-- Start RECORDED INFORMATION --
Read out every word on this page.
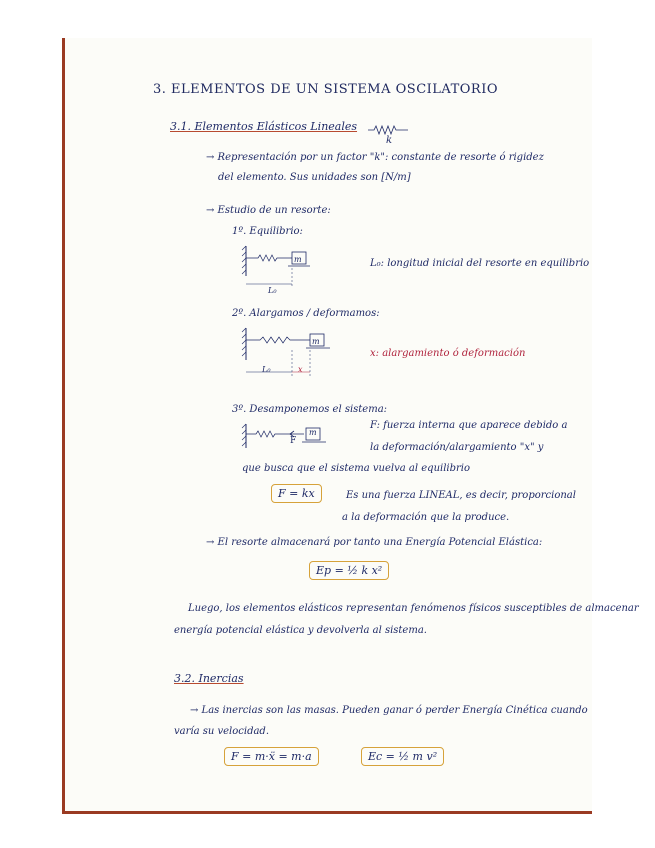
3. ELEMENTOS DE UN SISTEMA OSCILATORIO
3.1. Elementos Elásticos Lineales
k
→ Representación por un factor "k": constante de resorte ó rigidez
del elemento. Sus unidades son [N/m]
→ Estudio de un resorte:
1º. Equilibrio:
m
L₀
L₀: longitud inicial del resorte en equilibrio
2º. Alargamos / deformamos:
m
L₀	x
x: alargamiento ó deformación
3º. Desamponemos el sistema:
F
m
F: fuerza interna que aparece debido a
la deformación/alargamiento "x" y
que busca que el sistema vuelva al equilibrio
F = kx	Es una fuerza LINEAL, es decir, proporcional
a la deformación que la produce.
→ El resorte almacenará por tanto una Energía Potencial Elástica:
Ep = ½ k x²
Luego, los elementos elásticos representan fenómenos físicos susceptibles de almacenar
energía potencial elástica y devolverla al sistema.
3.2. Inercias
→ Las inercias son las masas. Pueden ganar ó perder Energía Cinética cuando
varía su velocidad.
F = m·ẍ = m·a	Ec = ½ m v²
-- End RECORDED INFORMATION --
-- Start RECORDED INFORMATION --
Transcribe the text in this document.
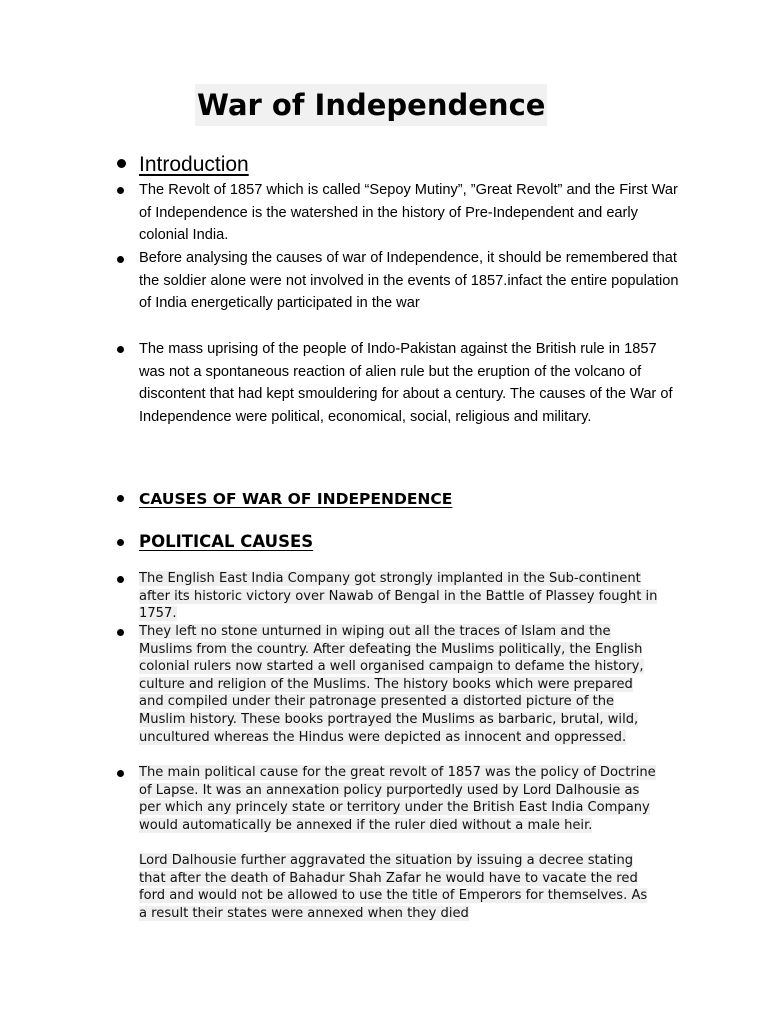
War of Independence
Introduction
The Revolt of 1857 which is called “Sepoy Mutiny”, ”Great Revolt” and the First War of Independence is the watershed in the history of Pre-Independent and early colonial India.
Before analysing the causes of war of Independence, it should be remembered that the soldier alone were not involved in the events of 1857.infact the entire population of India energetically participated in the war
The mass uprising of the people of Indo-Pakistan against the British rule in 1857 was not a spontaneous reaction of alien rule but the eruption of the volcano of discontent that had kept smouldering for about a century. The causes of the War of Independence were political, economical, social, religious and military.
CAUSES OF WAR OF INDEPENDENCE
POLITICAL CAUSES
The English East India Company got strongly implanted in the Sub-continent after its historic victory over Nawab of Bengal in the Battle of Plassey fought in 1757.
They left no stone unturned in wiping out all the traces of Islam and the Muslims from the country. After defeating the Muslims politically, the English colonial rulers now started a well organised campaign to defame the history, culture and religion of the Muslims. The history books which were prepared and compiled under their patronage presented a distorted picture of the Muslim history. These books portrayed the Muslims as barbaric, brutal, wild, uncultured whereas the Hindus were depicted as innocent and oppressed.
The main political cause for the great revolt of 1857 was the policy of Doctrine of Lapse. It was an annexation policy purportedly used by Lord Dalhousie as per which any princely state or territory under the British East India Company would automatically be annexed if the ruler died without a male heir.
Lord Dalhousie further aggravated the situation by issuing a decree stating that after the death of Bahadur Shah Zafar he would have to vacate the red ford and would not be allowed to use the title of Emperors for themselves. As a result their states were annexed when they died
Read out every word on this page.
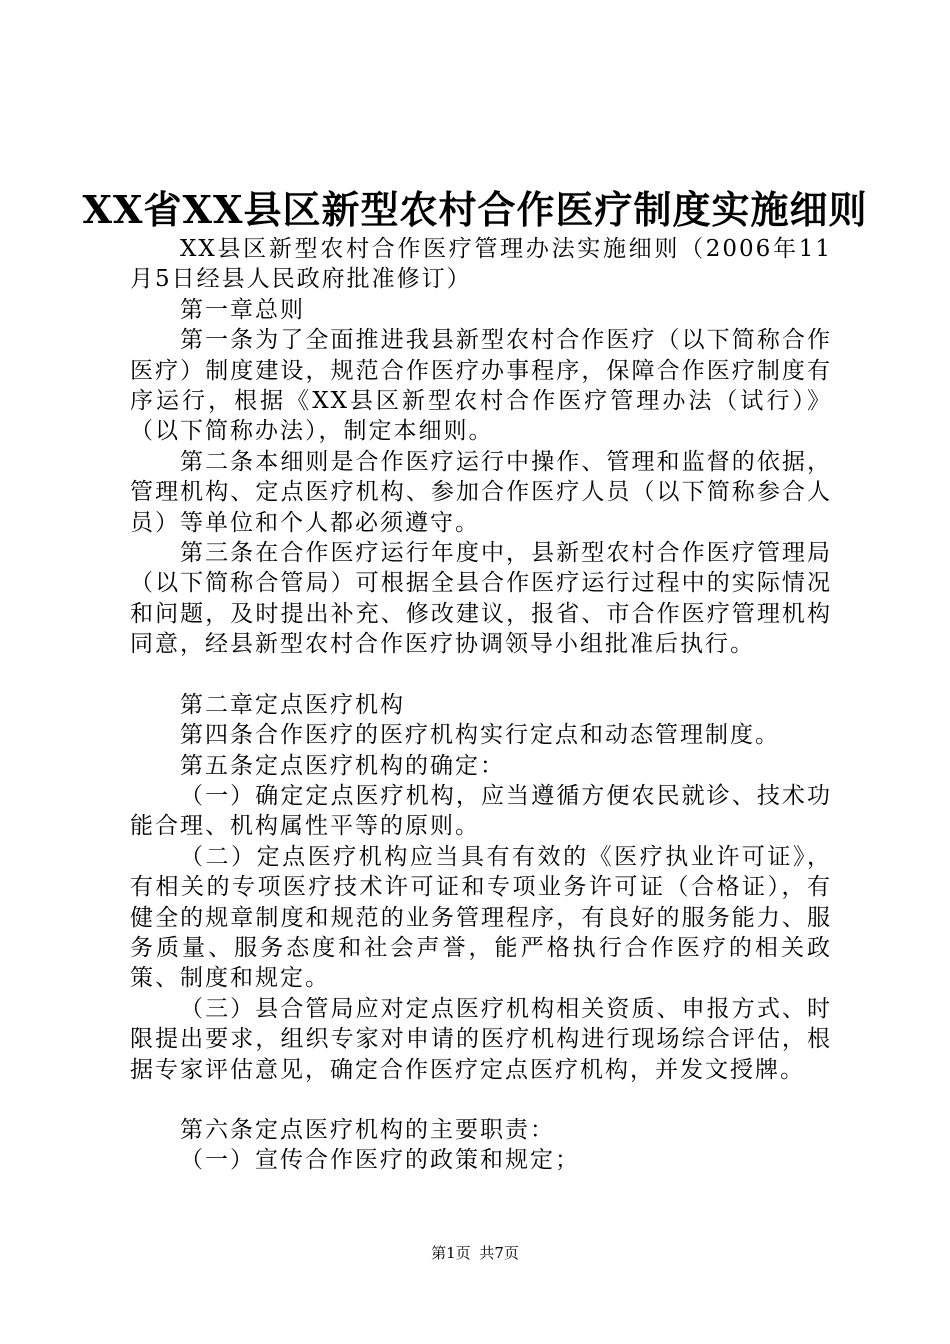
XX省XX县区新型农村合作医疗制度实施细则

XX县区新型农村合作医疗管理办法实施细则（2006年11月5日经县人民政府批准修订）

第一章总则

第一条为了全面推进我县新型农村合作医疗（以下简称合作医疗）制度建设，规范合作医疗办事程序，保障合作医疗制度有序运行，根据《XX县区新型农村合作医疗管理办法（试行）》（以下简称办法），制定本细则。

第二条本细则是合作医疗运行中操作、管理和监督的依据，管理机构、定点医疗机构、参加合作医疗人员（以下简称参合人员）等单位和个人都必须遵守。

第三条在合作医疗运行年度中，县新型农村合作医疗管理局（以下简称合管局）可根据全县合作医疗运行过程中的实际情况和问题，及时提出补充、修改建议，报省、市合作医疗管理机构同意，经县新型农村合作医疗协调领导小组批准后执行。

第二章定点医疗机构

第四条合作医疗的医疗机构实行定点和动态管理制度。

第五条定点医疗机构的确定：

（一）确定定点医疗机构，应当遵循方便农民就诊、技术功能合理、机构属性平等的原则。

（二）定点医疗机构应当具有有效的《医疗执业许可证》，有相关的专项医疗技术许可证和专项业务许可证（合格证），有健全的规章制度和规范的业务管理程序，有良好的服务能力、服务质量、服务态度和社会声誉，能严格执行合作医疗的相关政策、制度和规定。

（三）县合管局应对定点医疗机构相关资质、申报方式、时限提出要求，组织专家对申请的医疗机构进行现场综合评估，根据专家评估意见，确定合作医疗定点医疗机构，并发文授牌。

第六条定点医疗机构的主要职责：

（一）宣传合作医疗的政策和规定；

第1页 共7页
-- End RECORDED INFORMATION --
-- Start RECORDED INFORMATION --
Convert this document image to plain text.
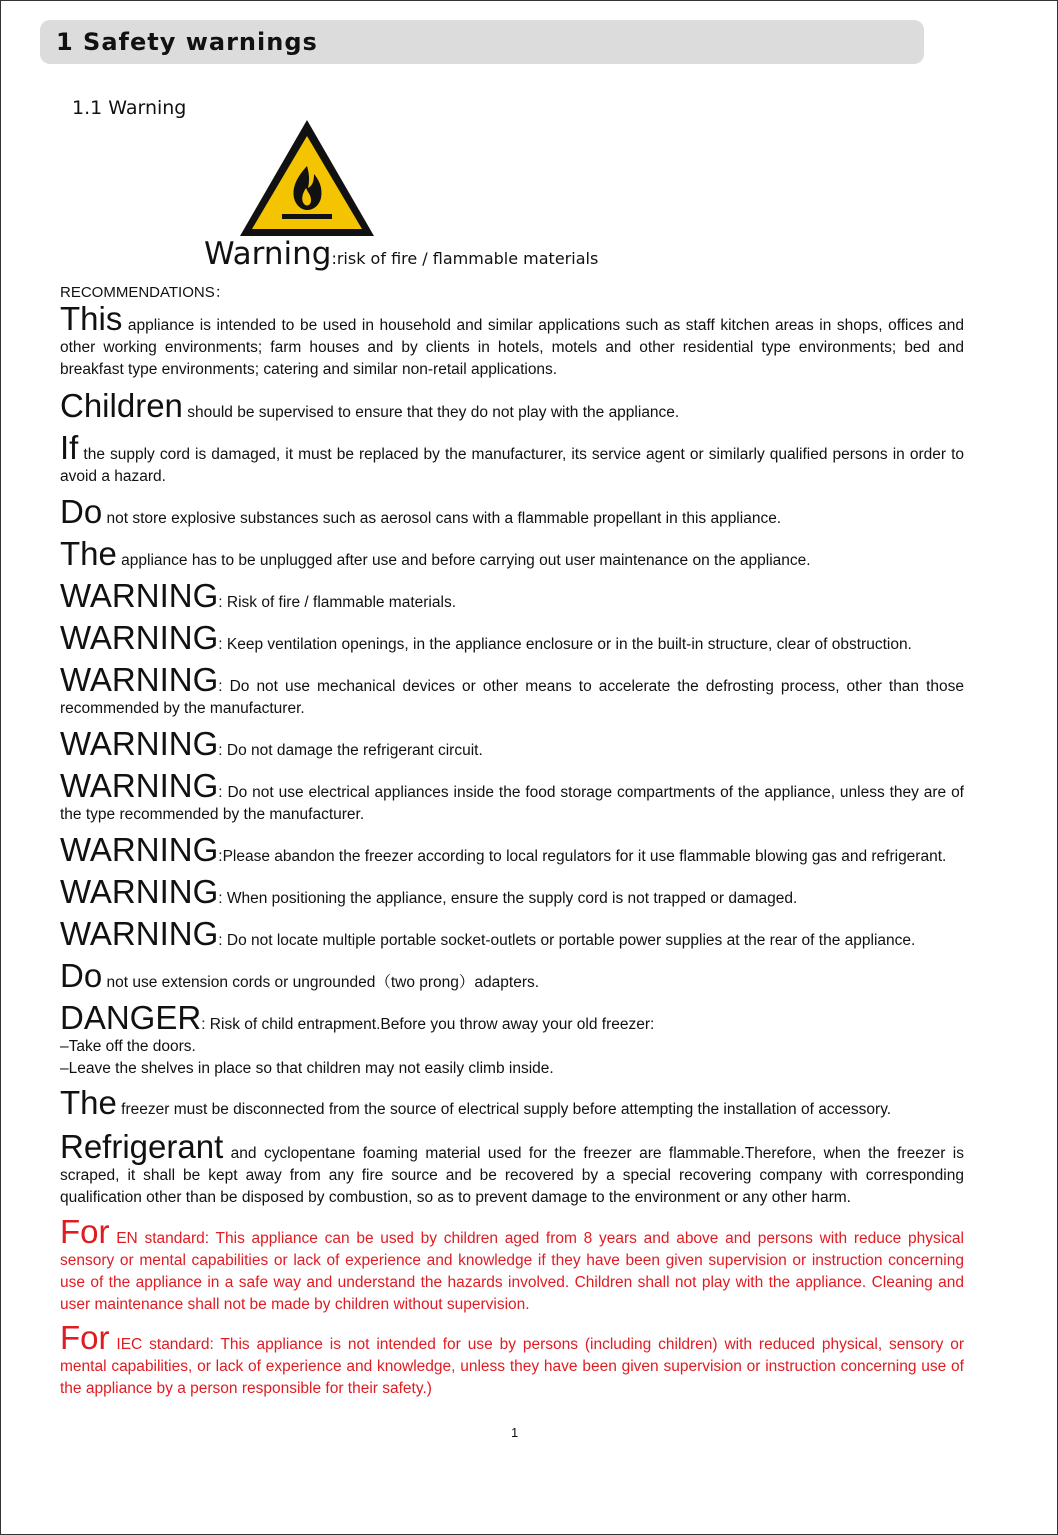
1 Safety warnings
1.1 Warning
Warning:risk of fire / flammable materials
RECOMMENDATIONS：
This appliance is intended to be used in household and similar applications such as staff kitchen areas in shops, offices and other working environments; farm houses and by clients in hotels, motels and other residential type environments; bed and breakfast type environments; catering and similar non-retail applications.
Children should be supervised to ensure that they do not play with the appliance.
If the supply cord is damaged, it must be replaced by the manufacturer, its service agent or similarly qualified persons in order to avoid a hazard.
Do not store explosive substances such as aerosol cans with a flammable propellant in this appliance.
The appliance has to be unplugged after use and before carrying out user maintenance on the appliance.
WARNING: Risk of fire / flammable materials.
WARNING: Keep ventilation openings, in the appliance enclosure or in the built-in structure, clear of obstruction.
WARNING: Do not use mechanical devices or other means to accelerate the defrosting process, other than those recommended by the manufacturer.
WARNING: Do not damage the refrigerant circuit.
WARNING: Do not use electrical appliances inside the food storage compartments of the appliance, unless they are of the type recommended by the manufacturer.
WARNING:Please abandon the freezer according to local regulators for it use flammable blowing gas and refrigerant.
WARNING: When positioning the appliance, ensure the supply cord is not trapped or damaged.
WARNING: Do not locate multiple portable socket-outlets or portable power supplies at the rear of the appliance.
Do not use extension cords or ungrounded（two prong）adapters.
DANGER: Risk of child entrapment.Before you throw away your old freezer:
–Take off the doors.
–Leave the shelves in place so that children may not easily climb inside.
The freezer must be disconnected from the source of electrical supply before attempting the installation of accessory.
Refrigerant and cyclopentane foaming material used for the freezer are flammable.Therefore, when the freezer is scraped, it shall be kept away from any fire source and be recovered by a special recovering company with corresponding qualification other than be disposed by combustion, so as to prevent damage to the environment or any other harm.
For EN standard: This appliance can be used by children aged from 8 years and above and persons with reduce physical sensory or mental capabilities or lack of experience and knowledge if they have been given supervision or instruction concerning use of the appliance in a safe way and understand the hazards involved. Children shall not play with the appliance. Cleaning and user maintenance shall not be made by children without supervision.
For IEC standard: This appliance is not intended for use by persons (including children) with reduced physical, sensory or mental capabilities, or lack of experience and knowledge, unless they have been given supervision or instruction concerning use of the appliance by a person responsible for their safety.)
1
-- End RECORDED INFORMATION --
YOUR OBJECTIVE
Give only the number of lines in the entries above that contain the string "have".

ANSWER IN FULL
3